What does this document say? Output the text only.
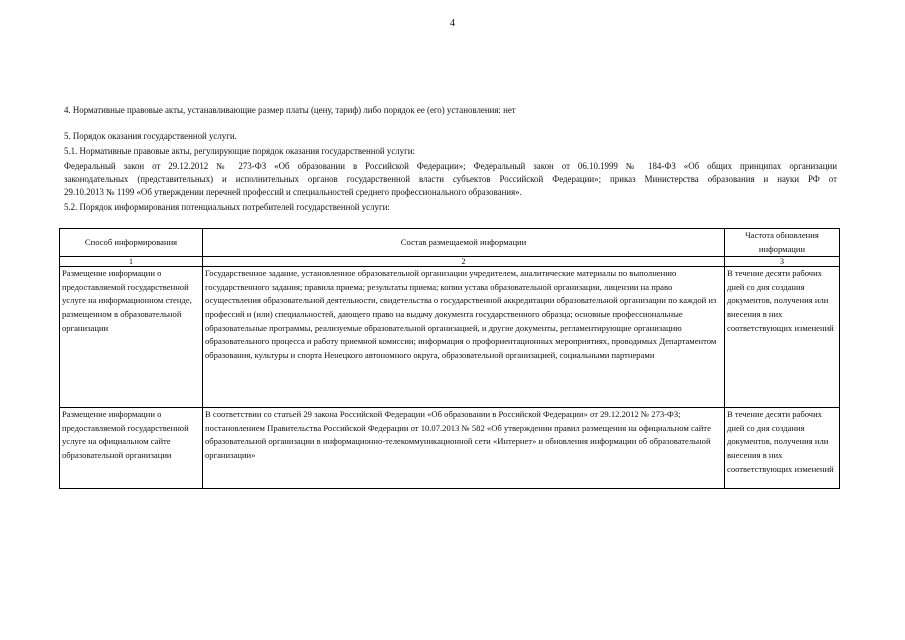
4
4. Нормативные правовые акты, устанавливающие размер платы (цену, тариф) либо порядок ее (его) установления: нет
5. Порядок оказания государственной услуги.
5.1. Нормативные правовые акты, регулирующие порядок оказания государственной услуги:
Федеральный закон от 29.12.2012 № 273-ФЗ «Об образовании в Российской Федерации»; Федеральный закон от 06.10.1999 № 184-ФЗ «Об общих принципах организации
законодательных (представительных) и исполнительных органов государственной власти субъектов Российской Федерации»; приказ Министерства образования и науки РФ от
29.10.2013 № 1199 «Об утверждении перечней профессий и специальностей среднего профессионального образования».
5.2. Порядок информирования потенциальных потребителей государственной услуги:
Способ информирования	Состав размещаемой информации	Частота обновления информации
1	2	3
Размещение информации о предоставляемой государственной услуге на информационном стенде, размещенном в образовательной организации	Государственное задание, установленное образовательной организации учредителем, аналитические материалы по выполнению государственного задания; правила приема; результаты приема; копии устава образовательной организации, лицензии на право осуществления образовательной деятельности, свидетельства о государственной аккредитации образовательной организации по каждой из профессий и (или) специальностей, дающего право на выдачу документа государственного образца; основные профессиональные образовательные программы, реализуемые образовательной организацией, и другие документы, регламентирующие организацию образовательного процесса и работу приемной комиссии; информация о профориентационных мероприятиях, проводимых Департаментом образования, культуры и спорта Ненецкого автономного округа, образовательной организацией, социальными партнерами	В течение десяти рабочих дней со дня создания документов, получения или внесения в них соответствующих изменений
Размещение информации о предоставляемой государственной услуге на официальном сайте образовательной организации	В соответствии со статьей 29 закона Российской Федерации «Об образовании в Российской Федерации» от 29.12.2012 № 273-ФЗ; постановлением Правительства Российской Федерации от 10.07.2013 № 582 «Об утверждении правил размещения на официальном сайте образовательной организации в информационно-телекоммуникационной сети «Интернет» и обновления информации об образовательной организации»	В течение десяти рабочих дней со дня создания документов, получения или внесения в них соответствующих изменений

> _Request_
Transcribe the complete set of entries verbatim. No pictures belong in the copy.

> _Answer to this exercise_
What does this document say? Output the text only.
4
4. Нормативные правовые акты, устанавливающие размер платы (цену, тариф) либо порядок ее (его) установления: нет
5. Порядок оказания государственной услуги.
5.1. Нормативные правовые акты, регулирующие порядок оказания государственной услуги:
Федеральный закон от 29.12.2012 № 273-ФЗ «Об образовании в Российской Федерации»; Федеральный закон от 06.10.1999 № 184-ФЗ «Об общих принципах организации
законодательных (представительных) и исполнительных органов государственной власти субъектов Российской Федерации»; приказ Министерства образования и науки РФ от
29.10.2013 № 1199 «Об утверждении перечней профессий и специальностей среднего профессионального образования».
5.2. Порядок информирования потенциальных потребителей государственной услуги:
Способ информирования	Состав размещаемой информации	Частота обновления информации
1	2	3
Размещение информации о предоставляемой государственной услуге на информационном стенде, размещенном в образовательной организации	Государственное задание, установленное образовательной организации учредителем, аналитические материалы по выполнению государственного задания; правила приема; результаты приема; копии устава образовательной организации, лицензии на право осуществления образовательной деятельности, свидетельства о государственной аккредитации образовательной организации по каждой из профессий и (или) специальностей, дающего право на выдачу документа государственного образца; основные профессиональные образовательные программы, реализуемые образовательной организацией, и другие документы, регламентирующие организацию образовательного процесса и работу приемной комиссии; информация о профориентационных мероприятиях, проводимых Департаментом образования, культуры и спорта Ненецкого автономного округа, образовательной организацией, социальными партнерами	В течение десяти рабочих дней со дня создания документов, получения или внесения в них соответствующих изменений
Размещение информации о предоставляемой государственной услуге на официальном сайте образовательной организации	В соответствии со статьей 29 закона Российской Федерации «Об образовании в Российской Федерации» от 29.12.2012 № 273-ФЗ; постановлением Правительства Российской Федерации от 10.07.2013 № 582 «Об утверждении правил размещения на официальном сайте образовательной организации в информационно-телекоммуникационной сети «Интернет» и обновления информации об образовательной организации»	В течение десяти рабочих дней со дня создания документов, получения или внесения в них соответствующих изменений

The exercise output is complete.